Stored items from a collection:
▬▬▬

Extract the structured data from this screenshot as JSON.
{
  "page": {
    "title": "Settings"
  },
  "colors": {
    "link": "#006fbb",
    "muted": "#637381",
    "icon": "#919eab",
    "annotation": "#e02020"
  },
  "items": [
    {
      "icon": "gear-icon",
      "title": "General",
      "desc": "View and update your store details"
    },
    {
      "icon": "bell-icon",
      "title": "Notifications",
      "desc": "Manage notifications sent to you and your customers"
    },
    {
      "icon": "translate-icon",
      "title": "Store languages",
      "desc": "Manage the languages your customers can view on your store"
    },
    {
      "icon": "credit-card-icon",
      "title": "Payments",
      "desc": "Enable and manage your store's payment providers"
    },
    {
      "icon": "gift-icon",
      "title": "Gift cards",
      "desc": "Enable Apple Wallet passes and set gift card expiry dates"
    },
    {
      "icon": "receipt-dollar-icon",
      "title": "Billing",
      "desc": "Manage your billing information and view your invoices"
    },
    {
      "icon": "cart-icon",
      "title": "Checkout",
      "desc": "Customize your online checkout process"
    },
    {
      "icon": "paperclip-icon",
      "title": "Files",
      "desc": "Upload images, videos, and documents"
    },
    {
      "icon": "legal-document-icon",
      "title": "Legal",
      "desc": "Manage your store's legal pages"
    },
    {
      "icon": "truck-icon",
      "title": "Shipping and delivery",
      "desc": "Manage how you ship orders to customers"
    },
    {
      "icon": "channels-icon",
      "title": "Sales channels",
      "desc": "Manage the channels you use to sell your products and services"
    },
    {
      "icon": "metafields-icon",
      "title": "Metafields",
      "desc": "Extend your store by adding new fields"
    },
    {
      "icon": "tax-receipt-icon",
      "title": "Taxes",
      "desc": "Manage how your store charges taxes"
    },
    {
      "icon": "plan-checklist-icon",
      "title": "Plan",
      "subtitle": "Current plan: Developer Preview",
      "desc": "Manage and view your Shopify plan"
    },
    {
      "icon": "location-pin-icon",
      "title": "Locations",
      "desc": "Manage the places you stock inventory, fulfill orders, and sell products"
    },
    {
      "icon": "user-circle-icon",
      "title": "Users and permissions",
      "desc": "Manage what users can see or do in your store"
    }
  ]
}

▬▬▬

### Exercise objective
Give back each line above precisely as it stands.

### Answer to this task
Extract the structured data from this screenshot as JSON.
{
  "page": {
    "title": "Settings"
  },
  "colors": {
    "link": "#006fbb",
    "muted": "#637381",
    "icon": "#919eab",
    "annotation": "#e02020"
  },
  "items": [
    {
      "icon": "gear-icon",
      "title": "General",
      "desc": "View and update your store details"
    },
    {
      "icon": "bell-icon",
      "title": "Notifications",
      "desc": "Manage notifications sent to you and your customers"
    },
    {
      "icon": "translate-icon",
      "title": "Store languages",
      "desc": "Manage the languages your customers can view on your store"
    },
    {
      "icon": "credit-card-icon",
      "title": "Payments",
      "desc": "Enable and manage your store's payment providers"
    },
    {
      "icon": "gift-icon",
      "title": "Gift cards",
      "desc": "Enable Apple Wallet passes and set gift card expiry dates"
    },
    {
      "icon": "receipt-dollar-icon",
      "title": "Billing",
      "desc": "Manage your billing information and view your invoices"
    },
    {
      "icon": "cart-icon",
      "title": "Checkout",
      "desc": "Customize your online checkout process"
    },
    {
      "icon": "paperclip-icon",
      "title": "Files",
      "desc": "Upload images, videos, and documents"
    },
    {
      "icon": "legal-document-icon",
      "title": "Legal",
      "desc": "Manage your store's legal pages"
    },
    {
      "icon": "truck-icon",
      "title": "Shipping and delivery",
      "desc": "Manage how you ship orders to customers"
    },
    {
      "icon": "channels-icon",
      "title": "Sales channels",
      "desc": "Manage the channels you use to sell your products and services"
    },
    {
      "icon": "metafields-icon",
      "title": "Metafields",
      "desc": "Extend your store by adding new fields"
    },
    {
      "icon": "tax-receipt-icon",
      "title": "Taxes",
      "desc": "Manage how your store charges taxes"
    },
    {
      "icon": "plan-checklist-icon",
      "title": "Plan",
      "subtitle": "Current plan: Developer Preview",
      "desc": "Manage and view your Shopify plan"
    },
    {
      "icon": "location-pin-icon",
      "title": "Locations",
      "desc": "Manage the places you stock inventory, fulfill orders, and sell products"
    },
    {
      "icon": "user-circle-icon",
      "title": "Users and permissions",
      "desc": "Manage what users can see or do in your store"
    }
  ]
}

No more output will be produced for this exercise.